[Stored dataset items]
- - -
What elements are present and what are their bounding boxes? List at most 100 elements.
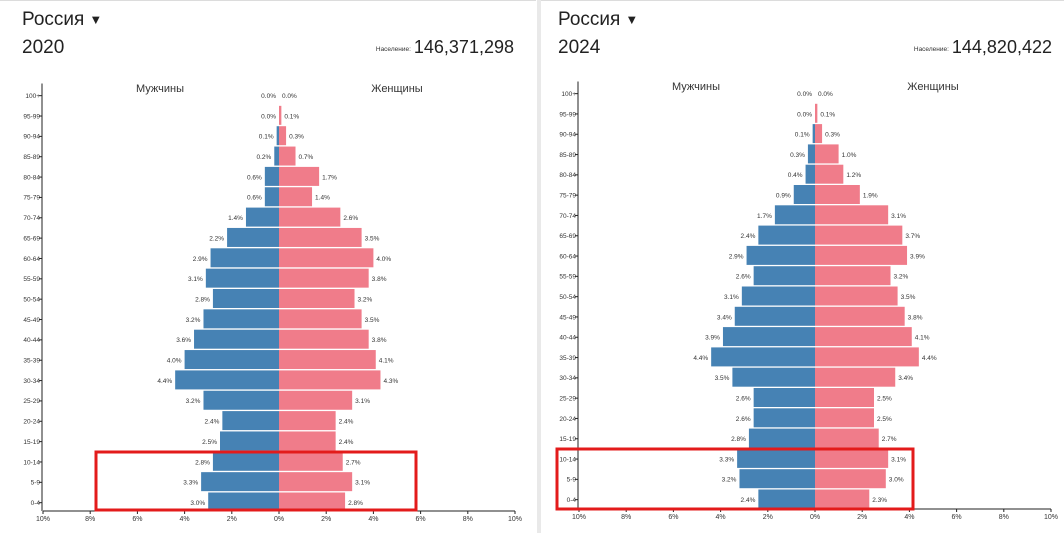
- female-bar[interactable]: [279, 166, 320, 186]
- female-bar[interactable]: [815, 103, 818, 123]
- female-bar[interactable]: [279, 309, 362, 329]
- female-bar[interactable]: [279, 329, 369, 349]
- female-bar[interactable]: [279, 472, 353, 492]
- male-value-label: 3.3%: [183, 480, 198, 487]
- x-tick-label: 8%: [85, 516, 95, 523]
- female-bar[interactable]: [279, 268, 369, 288]
- x-tick-label: 10%: [1044, 514, 1058, 521]
- female-bar[interactable]: [279, 390, 353, 410]
- male-bar[interactable]: [711, 347, 815, 367]
- female-value-label: 4.0%: [376, 256, 391, 263]
- male-bar[interactable]: [227, 227, 279, 247]
- male-bar[interactable]: [748, 428, 815, 448]
- male-bar[interactable]: [722, 327, 815, 347]
- male-bar[interactable]: [732, 367, 815, 387]
- female-bar[interactable]: [279, 207, 341, 227]
- female-bar[interactable]: [815, 266, 891, 286]
- female-bar[interactable]: [815, 164, 844, 184]
- male-bar[interactable]: [175, 370, 279, 390]
- age-group-label: 65-69: [559, 233, 576, 240]
- male-bar[interactable]: [245, 207, 279, 227]
- male-bar[interactable]: [746, 245, 815, 265]
- female-bar[interactable]: [815, 286, 898, 306]
- male-bar[interactable]: [264, 187, 279, 207]
- male-bar[interactable]: [753, 408, 815, 428]
- male-bar[interactable]: [741, 286, 815, 306]
- female-bar[interactable]: [279, 411, 336, 431]
- female-bar[interactable]: [279, 105, 282, 125]
- age-group-label: 50-54: [559, 294, 576, 301]
- female-bar[interactable]: [279, 227, 362, 247]
- male-value-label: 4.4%: [157, 378, 172, 385]
- male-bar[interactable]: [758, 489, 815, 509]
- female-bar[interactable]: [815, 205, 889, 225]
- female-bar[interactable]: [815, 408, 874, 428]
- male-bar[interactable]: [212, 451, 279, 471]
- female-bar[interactable]: [279, 451, 343, 471]
- female-bar[interactable]: [279, 492, 346, 512]
- male-value-label: 0.1%: [259, 134, 274, 141]
- age-group-label: 50-54: [23, 296, 40, 303]
- caret-down-icon[interactable]: ▼: [89, 12, 103, 27]
- male-bar[interactable]: [274, 146, 279, 166]
- male-value-label: 2.4%: [741, 497, 756, 504]
- male-value-label: 0.0%: [797, 111, 812, 118]
- female-bar[interactable]: [279, 146, 296, 166]
- male-bar[interactable]: [739, 469, 815, 489]
- highlight-box: [555, 447, 915, 511]
- female-bar[interactable]: [815, 124, 823, 144]
- male-bar[interactable]: [203, 390, 279, 410]
- male-bar[interactable]: [203, 309, 279, 329]
- female-bar[interactable]: [815, 489, 870, 509]
- female-bar[interactable]: [279, 350, 376, 370]
- male-bar[interactable]: [194, 329, 279, 349]
- x-tick-label: 8%: [463, 516, 473, 523]
- female-bar[interactable]: [815, 185, 860, 204]
- male-bar[interactable]: [184, 350, 279, 370]
- male-bar[interactable]: [737, 448, 815, 468]
- male-bar[interactable]: [208, 492, 279, 512]
- male-bar[interactable]: [793, 185, 815, 204]
- male-bar[interactable]: [222, 411, 279, 431]
- female-bar[interactable]: [815, 469, 886, 489]
- male-bar[interactable]: [753, 266, 815, 286]
- female-bar[interactable]: [279, 431, 336, 451]
- highlight-box: [94, 450, 418, 512]
- male-bar[interactable]: [205, 268, 279, 288]
- male-bar[interactable]: [812, 124, 815, 144]
- female-bar[interactable]: [279, 248, 374, 268]
- male-bar[interactable]: [807, 144, 815, 164]
- male-bar[interactable]: [276, 126, 279, 146]
- country-selector[interactable]: Россия ▼: [558, 9, 638, 31]
- x-tick-label: 6%: [416, 516, 426, 523]
- female-bar[interactable]: [815, 428, 879, 448]
- female-bar[interactable]: [815, 347, 919, 367]
- population-value: 146,371,298: [413, 37, 514, 57]
- female-bar[interactable]: [279, 126, 287, 146]
- female-bar[interactable]: [815, 448, 889, 468]
- male-bar[interactable]: [210, 248, 279, 268]
- male-value-label: 3.2%: [186, 398, 201, 405]
- female-bar[interactable]: [815, 225, 903, 245]
- male-bar[interactable]: [212, 289, 279, 308]
- female-bar[interactable]: [815, 327, 912, 347]
- female-bar[interactable]: [279, 187, 313, 207]
- female-bar[interactable]: [815, 245, 908, 265]
- male-bar[interactable]: [758, 225, 815, 245]
- female-bar[interactable]: [815, 306, 905, 326]
- female-bar[interactable]: [815, 388, 874, 407]
- caret-down-icon[interactable]: ▼: [625, 12, 639, 27]
- male-bar[interactable]: [220, 431, 279, 451]
- male-bar[interactable]: [201, 472, 279, 492]
- country-selector[interactable]: Россия ▼: [22, 9, 102, 31]
- female-bar[interactable]: [815, 367, 896, 387]
- female-bar[interactable]: [279, 289, 355, 308]
- female-bar[interactable]: [279, 370, 381, 390]
- male-bar[interactable]: [805, 164, 815, 184]
- female-bar[interactable]: [815, 144, 839, 164]
- male-bar[interactable]: [774, 205, 815, 225]
- male-bar[interactable]: [753, 388, 815, 407]
- male-bar[interactable]: [734, 306, 815, 326]
- male-value-label: 2.9%: [193, 256, 208, 263]
- male-bar[interactable]: [264, 166, 279, 186]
- - -
Given task —
Put every line of the data above into a JSON list of strings, one string per line, skipping blank lines and leaving out the pictures.

Answer to this exercise —
[
  "What elements are present and what are their bounding boxes? List at most 100 elements.",
  "- female-bar[interactable]: [279, 166, 320, 186]",
  "- female-bar[interactable]: [815, 103, 818, 123]",
  "- female-bar[interactable]: [279, 309, 362, 329]",
  "- female-bar[interactable]: [279, 329, 369, 349]",
  "- female-bar[interactable]: [279, 472, 353, 492]",
  "- male-value-label: 3.3%: [183, 480, 198, 487]",
  "- x-tick-label: 8%: [85, 516, 95, 523]",
  "- female-bar[interactable]: [279, 268, 369, 288]",
  "- x-tick-label: 10%: [1044, 514, 1058, 521]",
  "- female-bar[interactable]: [279, 390, 353, 410]",
  "- male-bar[interactable]: [711, 347, 815, 367]",
  "- female-value-label: 4.0%: [376, 256, 391, 263]",
  "- male-bar[interactable]: [227, 227, 279, 247]",
  "- male-bar[interactable]: [748, 428, 815, 448]",
  "- male-bar[interactable]: [722, 327, 815, 347]",
  "- male-bar[interactable]: [732, 367, 815, 387]",
  "- female-bar[interactable]: [279, 207, 341, 227]",
  "- female-bar[interactable]: [815, 266, 891, 286]",
  "- female-bar[interactable]: [815, 164, 844, 184]",
  "- male-bar[interactable]: [175, 370, 279, 390]",
  "- age-group-label: 65-69: [559, 233, 576, 240]",
  "- male-bar[interactable]: [245, 207, 279, 227]",
  "- male-bar[interactable]: [746, 245, 815, 265]",
  "- female-bar[interactable]: [815, 286, 898, 306]",
  "- male-bar[interactable]: [264, 187, 279, 207]",
  "- male-bar[interactable]: [753, 408, 815, 428]",
  "- male-bar[interactable]: [741, 286, 815, 306]",
  "- female-bar[interactable]: [279, 411, 336, 431]",
  "- female-bar[interactable]: [279, 105, 282, 125]",
  "- age-group-label: 50-54: [559, 294, 576, 301]",
  "- female-bar[interactable]: [279, 227, 362, 247]",
  "- male-value-label: 4.4%: [157, 378, 172, 385]",
  "- male-bar[interactable]: [758, 489, 815, 509]",
  "- female-bar[interactable]: [815, 205, 889, 225]",
  "- female-bar[interactable]: [815, 408, 874, 428]",
  "- male-bar[interactable]: [212, 451, 279, 471]",
  "- female-bar[interactable]: [279, 451, 343, 471]",
  "- female-bar[interactable]: [279, 492, 346, 512]",
  "- male-value-label: 0.1%: [259, 134, 274, 141]",
  "- age-group-label: 50-54: [23, 296, 40, 303]",
  "- caret-down-icon[interactable]: ▼: [89, 12, 103, 27]",
  "- male-bar[interactable]: [274, 146, 279, 166]",
  "- male-value-label: 2.4%: [741, 497, 756, 504]",
  "- male-value-label: 0.0%: [797, 111, 812, 118]",
  "- female-bar[interactable]: [279, 146, 296, 166]",
  "- male-bar[interactable]: [739, 469, 815, 489]",
  "- highlight-box: [555, 447, 915, 511]",
  "- female-bar[interactable]: [815, 124, 823, 144]",
  "- male-bar[interactable]: [203, 390, 279, 410]",
  "- male-bar[interactable]: [203, 309, 279, 329]",
  "- female-bar[interactable]: [815, 489, 870, 509]",
  "- female-bar[interactable]: [279, 350, 376, 370]",
  "- male-bar[interactable]: [194, 329, 279, 349]",
  "- x-tick-label: 8%: [463, 516, 473, 523]",
  "- female-bar[interactable]: [815, 185, 860, 204]",
  "- male-bar[interactable]: [184, 350, 279, 370]",
  "- male-bar[interactable]: [737, 448, 815, 468]",
  "- male-bar[interactable]: [208, 492, 279, 512]",
  "- male-bar[interactable]: [793, 185, 815, 204]",
  "- male-bar[interactable]: [222, 411, 279, 431]",
  "- female-bar[interactable]: [815, 469, 886, 489]",
  "- male-bar[interactable]: [753, 266, 815, 286]",
  "- female-bar[interactable]: [279, 431, 336, 451]",
  "- highlight-box: [94, 450, 418, 512]",
  "- male-bar[interactable]: [205, 268, 279, 288]",
  "- male-bar[interactable]: [812, 124, 815, 144]",
  "- female-bar[interactable]: [279, 248, 374, 268]",
  "- male-bar[interactable]: [807, 144, 815, 164]",
  "- male-bar[interactable]: [276, 126, 279, 146]",
  "- country-selector[interactable]: Россия ▼: [558, 9, 638, 31]",
  "- x-tick-label: 6%: [416, 516, 426, 523]",
  "- female-bar[interactable]: [815, 428, 879, 448]",
  "- female-bar[interactable]: [815, 347, 919, 367]",
  "- population-value: 146,371,298: [413, 37, 514, 57]",
  "- female-bar[interactable]: [279, 126, 287, 146]",
  "- female-bar[interactable]: [815, 448, 889, 468]",
  "- male-bar[interactable]: [210, 248, 279, 268]",
  "- male-value-label: 3.2%: [186, 398, 201, 405]",
  "- female-bar[interactable]: [815, 225, 903, 245]",
  "- male-bar[interactable]: [212, 289, 279, 308]",
  "- female-bar[interactable]: [815, 327, 912, 347]",
  "- female-bar[interactable]: [279, 187, 313, 207]",
  "- female-bar[interactable]: [815, 245, 908, 265]",
  "- male-bar[interactable]: [758, 225, 815, 245]",
  "- female-bar[interactable]: [815, 306, 905, 326]",
  "- female-bar[interactable]: [815, 388, 874, 407]",
  "- caret-down-icon[interactable]: ▼: [625, 12, 639, 27]",
  "- male-bar[interactable]: [220, 431, 279, 451]",
  "- male-bar[interactable]: [201, 472, 279, 492]",
  "- country-selector[interactable]: Россия ▼: [22, 9, 102, 31]",
  "- female-bar[interactable]: [815, 367, 896, 387]",
  "- female-bar[interactable]: [279, 289, 355, 308]",
  "- female-bar[interactable]: [279, 370, 381, 390]",
  "- male-bar[interactable]: [805, 164, 815, 184]",
  "- female-bar[interactable]: [815, 144, 839, 164]",
  "- male-bar[interactable]: [774, 205, 815, 225]",
  "- male-bar[interactable]: [753, 388, 815, 407]",
  "- male-bar[interactable]: [734, 306, 815, 326]",
  "- male-value-label: 2.9%: [193, 256, 208, 263]",
  "- male-bar[interactable]: [264, 166, 279, 186]"
]